> _Given task_:
Determine how many lines include "Reeves". Give the number and nothing else.

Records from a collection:

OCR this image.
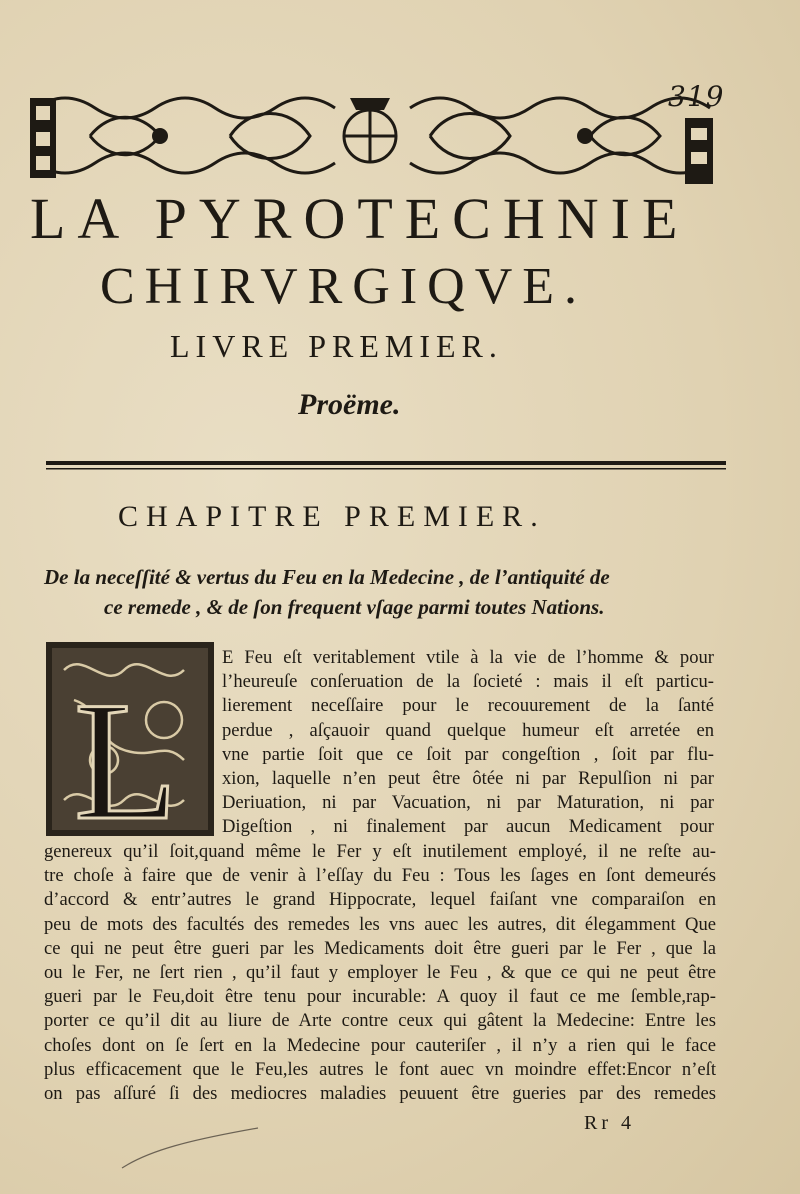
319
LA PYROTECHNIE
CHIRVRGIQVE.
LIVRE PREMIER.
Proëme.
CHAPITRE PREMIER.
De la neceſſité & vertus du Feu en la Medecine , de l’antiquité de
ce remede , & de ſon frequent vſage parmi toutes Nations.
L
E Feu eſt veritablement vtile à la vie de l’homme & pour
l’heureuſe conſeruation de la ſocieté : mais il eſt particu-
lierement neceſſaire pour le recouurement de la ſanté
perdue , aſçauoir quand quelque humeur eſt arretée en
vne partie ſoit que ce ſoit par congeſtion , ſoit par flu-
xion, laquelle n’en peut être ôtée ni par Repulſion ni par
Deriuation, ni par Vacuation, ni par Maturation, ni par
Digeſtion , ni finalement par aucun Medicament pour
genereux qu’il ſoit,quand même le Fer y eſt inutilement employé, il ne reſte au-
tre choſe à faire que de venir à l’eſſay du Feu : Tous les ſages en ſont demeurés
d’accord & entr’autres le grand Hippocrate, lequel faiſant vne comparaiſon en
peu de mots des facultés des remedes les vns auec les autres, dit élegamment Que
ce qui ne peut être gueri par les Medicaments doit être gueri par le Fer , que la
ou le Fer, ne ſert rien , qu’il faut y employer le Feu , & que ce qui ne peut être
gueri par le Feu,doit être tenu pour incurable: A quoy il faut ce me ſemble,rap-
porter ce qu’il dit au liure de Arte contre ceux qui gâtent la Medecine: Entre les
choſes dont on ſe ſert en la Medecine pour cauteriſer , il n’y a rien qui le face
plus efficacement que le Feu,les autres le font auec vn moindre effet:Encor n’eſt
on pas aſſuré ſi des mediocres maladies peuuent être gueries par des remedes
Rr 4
==
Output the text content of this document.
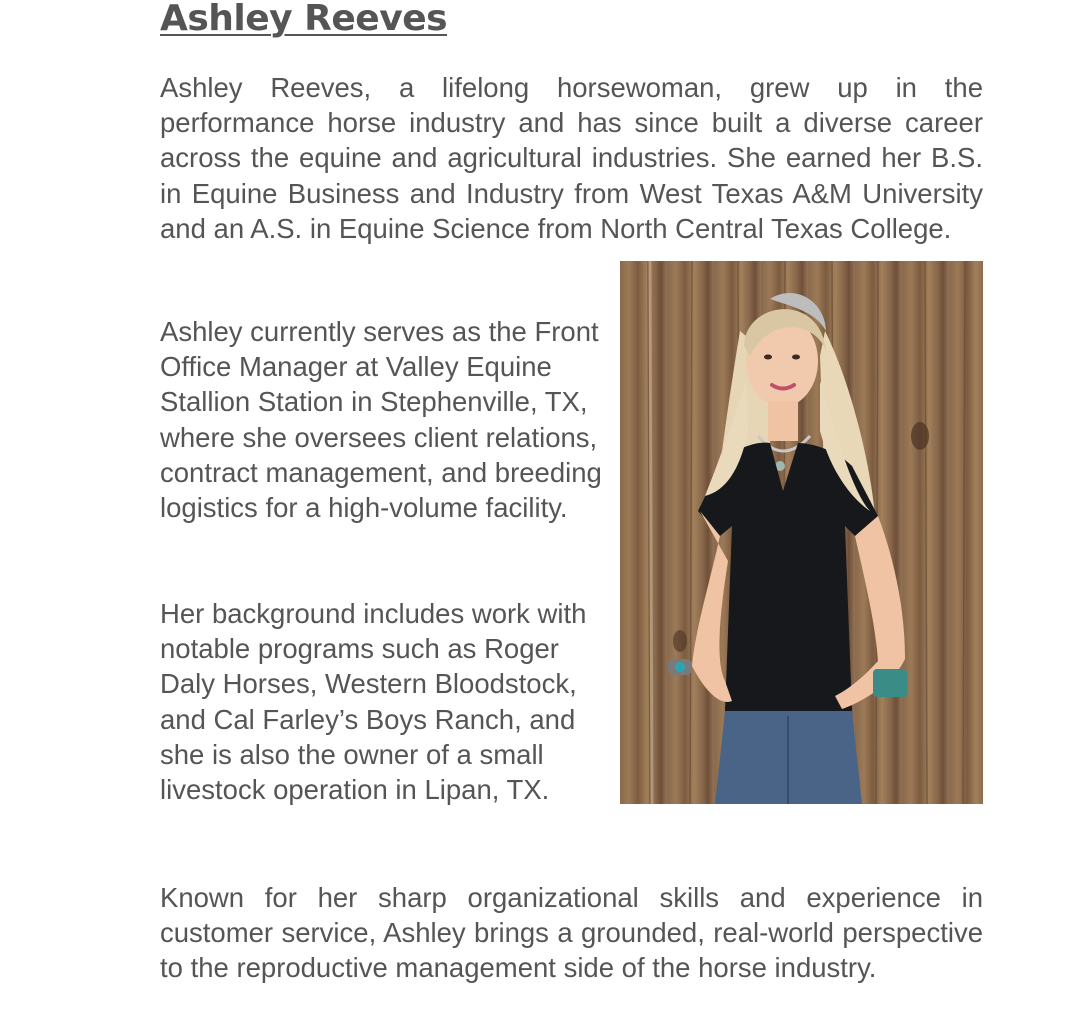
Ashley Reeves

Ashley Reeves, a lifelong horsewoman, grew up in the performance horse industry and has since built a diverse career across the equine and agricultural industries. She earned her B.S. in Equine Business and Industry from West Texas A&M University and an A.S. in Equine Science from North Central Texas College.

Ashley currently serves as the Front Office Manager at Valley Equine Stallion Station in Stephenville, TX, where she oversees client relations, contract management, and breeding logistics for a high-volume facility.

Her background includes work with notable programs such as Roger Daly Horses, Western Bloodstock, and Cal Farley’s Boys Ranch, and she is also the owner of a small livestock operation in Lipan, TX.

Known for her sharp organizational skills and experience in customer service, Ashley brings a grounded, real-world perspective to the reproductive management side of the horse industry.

> _The solution_:
2